> **Lines of data**:
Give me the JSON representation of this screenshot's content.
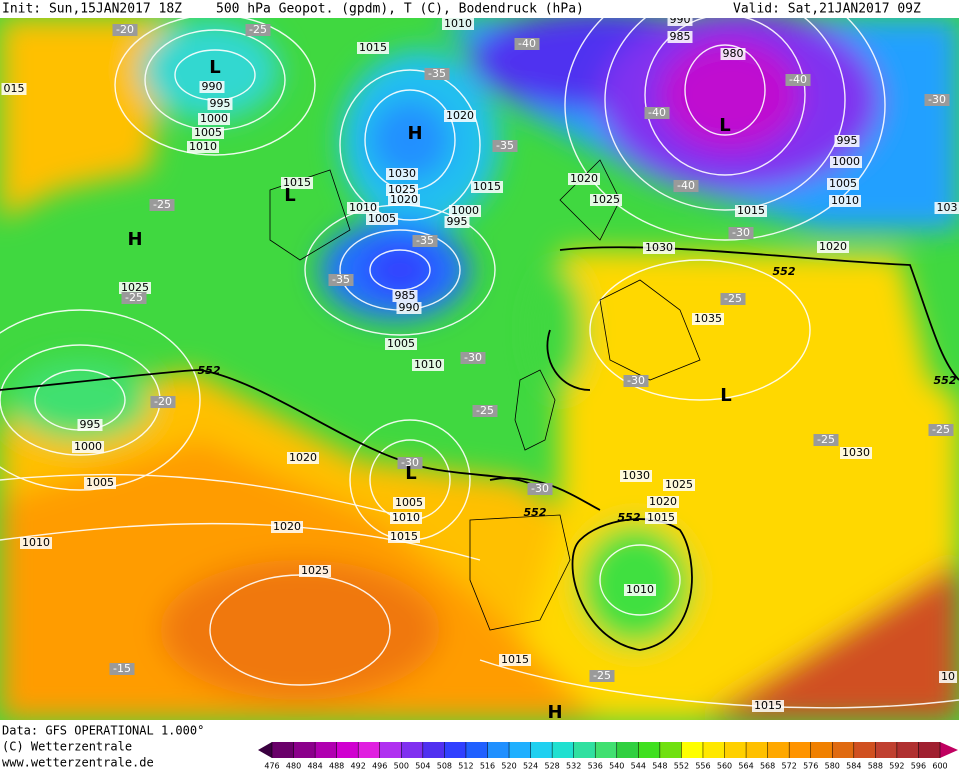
{
  "header": {
    "init": "Init: Sun,15JAN2017 18Z",
    "title": "500 hPa Geopot. (gpdm), T (C), Bodendruck (hPa)",
    "valid": "Valid: Sat,21JAN2017 09Z"
  },
  "footer": {
    "data": "Data: GFS OPERATIONAL 1.000°",
    "copyright": "(C) Wetterzentrale",
    "url": "www.wetterzentrale.de"
  },
  "colorbar": {
    "ticks": [
      476,
      480,
      484,
      488,
      492,
      496,
      500,
      504,
      508,
      512,
      516,
      520,
      524,
      528,
      532,
      536,
      540,
      544,
      548,
      552,
      556,
      560,
      564,
      568,
      572,
      576,
      580,
      584,
      588,
      592,
      596,
      600
    ],
    "colors": [
      "#3a0040",
      "#6a006a",
      "#8b008b",
      "#b000b0",
      "#d000d0",
      "#e020e0",
      "#b030f0",
      "#8030f0",
      "#5030f0",
      "#3040ff",
      "#2060ff",
      "#2090ff",
      "#20b0ff",
      "#20d0f0",
      "#20e0d0",
      "#30e0a0",
      "#40e070",
      "#30d040",
      "#40e020",
      "#70e010",
      "#ffff00",
      "#ffe800",
      "#ffd000",
      "#ffc000",
      "#ffa800",
      "#ff9400",
      "#f08000",
      "#e06a10",
      "#d05020",
      "#c04030",
      "#b03030",
      "#a02030",
      "#c00060"
    ]
  },
  "map": {
    "labels": [
      "1010",
      "1015",
      "-25",
      "-20",
      "L",
      "990",
      "995",
      "1000",
      "1005",
      "1010",
      "015",
      "-40",
      "-35",
      "H",
      "1020",
      "-35",
      "990",
      "985",
      "980",
      "-40",
      "-40",
      "L",
      "995",
      "1000",
      "1005",
      "1010",
      "-30",
      "1030",
      "1025",
      "1020",
      "1015",
      "L",
      "1010",
      "1005",
      "1000",
      "995",
      "1015",
      "1020",
      "1025",
      "-40",
      "1015",
      "-30",
      "1020",
      "103",
      "-25",
      "H",
      "-35",
      "-35",
      "985",
      "990",
      "1025",
      "-25",
      "1030",
      "552",
      "-25",
      "1035",
      "1005",
      "1010",
      "-30",
      "552",
      "-20",
      "995",
      "1000",
      "-25",
      "-30",
      "L",
      "552",
      "-25",
      "-25",
      "1030",
      "1020",
      "-30",
      "L",
      "1005",
      "1030",
      "1025",
      "1005",
      "1010",
      "1020",
      "-30",
      "552",
      "552",
      "1015",
      "1020",
      "1010",
      "1015",
      "1025",
      "1010",
      "1015",
      "-25",
      "-15",
      "H",
      "1015",
      "10"
    ]
  }
}
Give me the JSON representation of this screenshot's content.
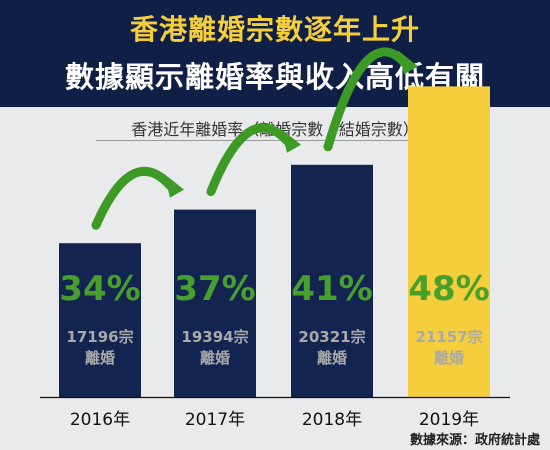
{
  "header": {
    "title_line1": "香港離婚宗數逐年上升",
    "title_line2": "數據顯示離婚率與收入高低有關"
  },
  "source": "數據來源：政府統計處",
  "colors": {
    "navy": "#0f1f45",
    "title_yellow": "#f5cf3b",
    "bar_default": "#142450",
    "bar_highlight": "#f5cf3b",
    "percent_green": "#48a02c",
    "arrow_green": "#3d9a26",
    "count_gray": "#a9a9ab"
  },
  "chart_data": {
    "type": "bar",
    "title": "香港近年離婚率（離婚宗數 / 結婚宗數）",
    "categories": [
      "2016年",
      "2017年",
      "2018年",
      "2019年"
    ],
    "values": [
      34,
      37,
      41,
      48
    ],
    "value_labels": [
      "34%",
      "37%",
      "41%",
      "48%"
    ],
    "divorce_counts": [
      "17196宗",
      "19394宗",
      "20321宗",
      "21157宗"
    ],
    "count_suffix": "離婚",
    "highlight_index": 3
  }
}
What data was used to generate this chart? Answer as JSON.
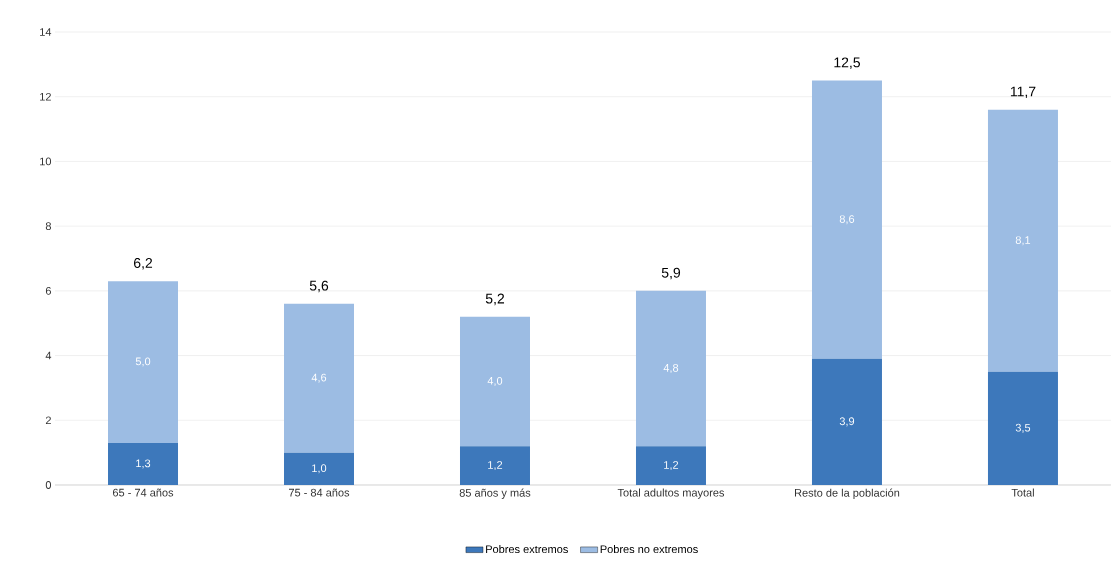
{
  "chart_data": {
    "type": "bar",
    "stacked": true,
    "categories": [
      "65 - 74 años",
      "75 - 84 años",
      "85 años y más",
      "Total adultos mayores",
      "Resto de la población",
      "Total"
    ],
    "series": [
      {
        "name": "Pobres extremos",
        "color": "#3d78bb",
        "values": [
          1.3,
          1.0,
          1.2,
          1.2,
          3.9,
          3.5
        ],
        "value_labels": [
          "1,3",
          "1,0",
          "1,2",
          "1,2",
          "3,9",
          "3,5"
        ]
      },
      {
        "name": "Pobres no extremos",
        "color": "#9cbce3",
        "values": [
          5.0,
          4.6,
          4.0,
          4.8,
          8.6,
          8.1
        ],
        "value_labels": [
          "5,0",
          "4,6",
          "4,0",
          "4,8",
          "8,6",
          "8,1"
        ]
      }
    ],
    "totals": [
      "6,2",
      "5,6",
      "5,2",
      "5,9",
      "12,5",
      "11,7"
    ],
    "ylim": [
      0,
      14
    ],
    "yticks": [
      0,
      2,
      4,
      6,
      8,
      10,
      12,
      14
    ],
    "grid": "y",
    "legend": "bottom"
  }
}
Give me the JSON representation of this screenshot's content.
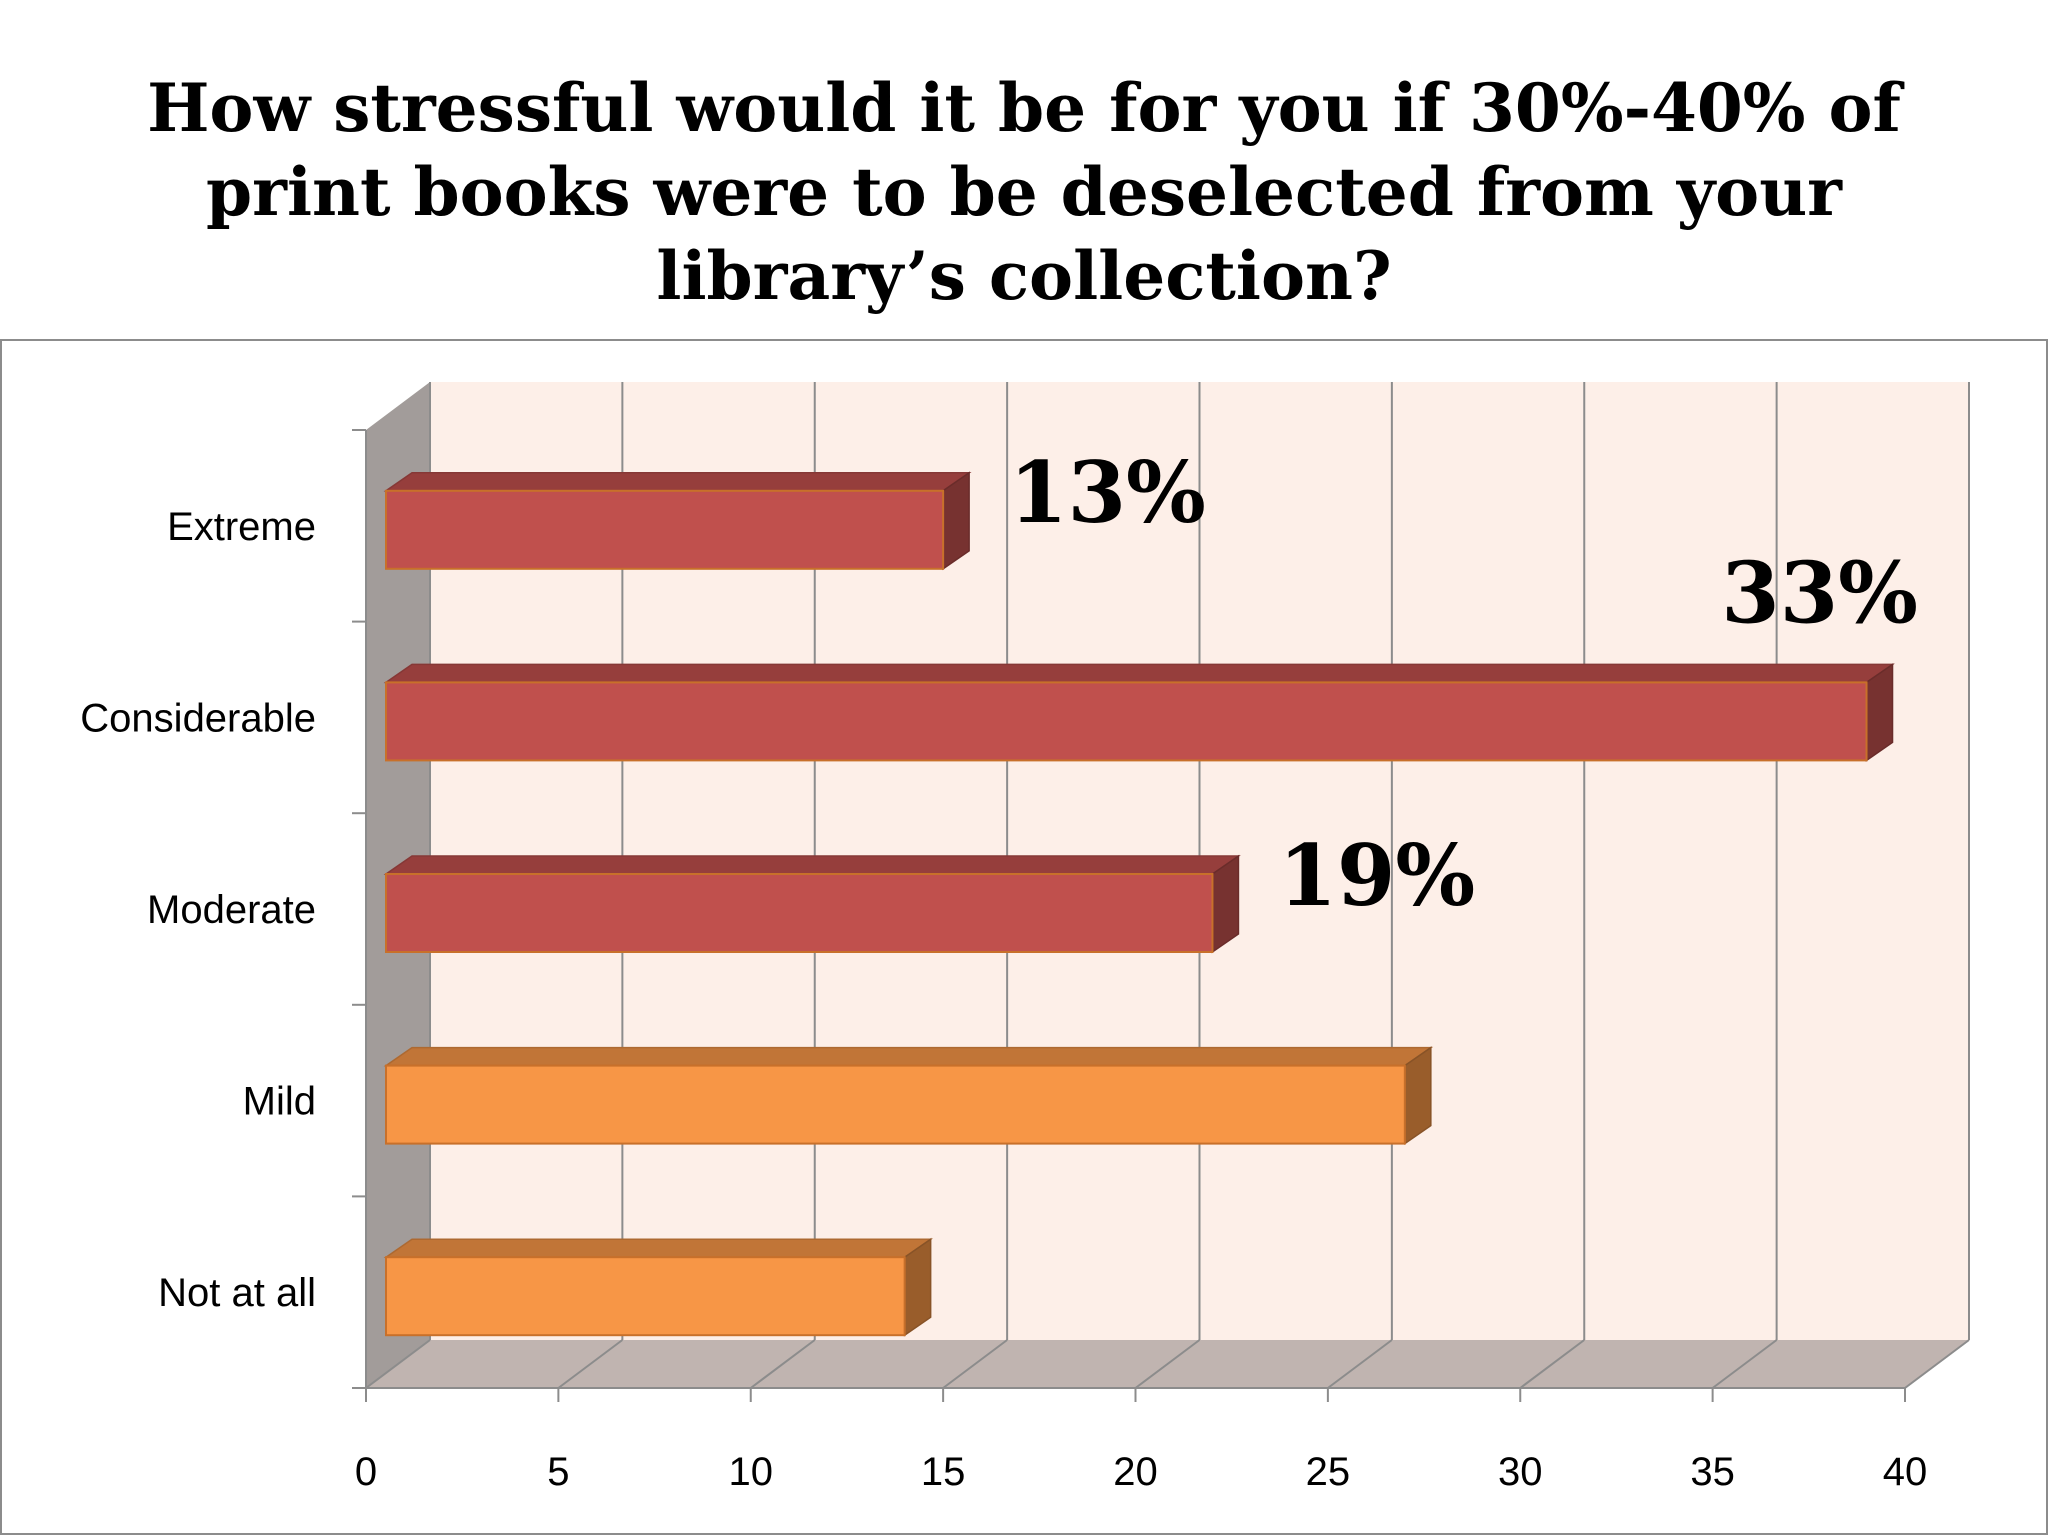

> **EXERCISE AIM**: Transcribe every record above exactly as written, leaving out any pictures.

> **RESULT OF THIS TASK**:
Give me the JSON representation of this screenshot's content.
{
  "header": {
    "init": "Init: Sun,15JAN2017 18Z",
    "title": "500 hPa Geopot. (gpdm), T (C), Bodendruck (hPa)",
    "valid": "Valid: Sat,21JAN2017 09Z"
  },
  "footer": {
    "data": "Data: GFS OPERATIONAL 1.000°",
    "copyright": "(C) Wetterzentrale",
    "url": "www.wetterzentrale.de"
  },
  "colorbar": {
    "ticks": [
      476,
      480,
      484,
      488,
      492,
      496,
      500,
      504,
      508,
      512,
      516,
      520,
      524,
      528,
      532,
      536,
      540,
      544,
      548,
      552,
      556,
      560,
      564,
      568,
      572,
      576,
      580,
      584,
      588,
      592,
      596,
      600
    ],
    "colors": [
      "#3a0040",
      "#6a006a",
      "#8b008b",
      "#b000b0",
      "#d000d0",
      "#e020e0",
      "#b030f0",
      "#8030f0",
      "#5030f0",
      "#3040ff",
      "#2060ff",
      "#2090ff",
      "#20b0ff",
      "#20d0f0",
      "#20e0d0",
      "#30e0a0",
      "#40e070",
      "#30d040",
      "#40e020",
      "#70e010",
      "#ffff00",
      "#ffe800",
      "#ffd000",
      "#ffc000",
      "#ffa800",
      "#ff9400",
      "#f08000",
      "#e06a10",
      "#d05020",
      "#c04030",
      "#b03030",
      "#a02030",
      "#c00060"
    ]
  },
  "map": {
    "labels": [
      "1010",
      "1015",
      "-25",
      "-20",
      "L",
      "990",
      "995",
      "1000",
      "1005",
      "1010",
      "015",
      "-40",
      "-35",
      "H",
      "1020",
      "-35",
      "990",
      "985",
      "980",
      "-40",
      "-40",
      "L",
      "995",
      "1000",
      "1005",
      "1010",
      "-30",
      "1030",
      "1025",
      "1020",
      "1015",
      "L",
      "1010",
      "1005",
      "1000",
      "995",
      "1015",
      "1020",
      "1025",
      "-40",
      "1015",
      "-30",
      "1020",
      "103",
      "-25",
      "H",
      "-35",
      "-35",
      "985",
      "990",
      "1025",
      "-25",
      "1030",
      "552",
      "-25",
      "1035",
      "1005",
      "1010",
      "-30",
      "552",
      "-20",
      "995",
      "1000",
      "-25",
      "-30",
      "L",
      "552",
      "-25",
      "-25",
      "1030",
      "1020",
      "-30",
      "L",
      "1005",
      "1030",
      "1025",
      "1005",
      "1010",
      "1020",
      "-30",
      "552",
      "552",
      "1015",
      "1020",
      "1010",
      "1015",
      "1025",
      "1010",
      "1015",
      "-25",
      "-15",
      "H",
      "1015",
      "10"
    ]
  }
}
Give me the JSON representation of this screenshot's content.
{
  "header": {
    "title_line1": "香港離婚宗數逐年上升",
    "title_line2": "數據顯示離婚率與收入高低有關"
  },
  "source": "數據來源：政府統計處",
  "colors": {
    "navy": "#0f1f45",
    "title_yellow": "#f5cf3b",
    "bar_default": "#142450",
    "bar_highlight": "#f5cf3b",
    "percent_green": "#48a02c",
    "arrow_green": "#3d9a26",
    "count_gray": "#a9a9ab"
  },
  "chart_data": {
    "type": "bar",
    "title": "香港近年離婚率（離婚宗數 / 結婚宗數）",
    "categories": [
      "2016年",
      "2017年",
      "2018年",
      "2019年"
    ],
    "values": [
      34,
      37,
      41,
      48
    ],
    "value_labels": [
      "34%",
      "37%",
      "41%",
      "48%"
    ],
    "divorce_counts": [
      "17196宗",
      "19394宗",
      "20321宗",
      "21157宗"
    ],
    "count_suffix": "離婚",
    "highlight_index": 3
  }
}
What data was used to generate this chart? Answer as JSON.
{
  "chart_data": {
    "type": "bar",
    "stacked": true,
    "categories": [
      "65 - 74 años",
      "75 - 84 años",
      "85 años y más",
      "Total adultos mayores",
      "Resto de la población",
      "Total"
    ],
    "series": [
      {
        "name": "Pobres extremos",
        "color": "#3d78bb",
        "values": [
          1.3,
          1.0,
          1.2,
          1.2,
          3.9,
          3.5
        ],
        "value_labels": [
          "1,3",
          "1,0",
          "1,2",
          "1,2",
          "3,9",
          "3,5"
        ]
      },
      {
        "name": "Pobres no extremos",
        "color": "#9cbce3",
        "values": [
          5.0,
          4.6,
          4.0,
          4.8,
          8.6,
          8.1
        ],
        "value_labels": [
          "5,0",
          "4,6",
          "4,0",
          "4,8",
          "8,6",
          "8,1"
        ]
      }
    ],
    "totals": [
      "6,2",
      "5,6",
      "5,2",
      "5,9",
      "12,5",
      "11,7"
    ],
    "ylim": [
      0,
      14
    ],
    "yticks": [
      0,
      2,
      4,
      6,
      8,
      10,
      12,
      14
    ],
    "grid": "y",
    "legend": "bottom"
  }
}
Give me the JSON representation of this screenshot's content.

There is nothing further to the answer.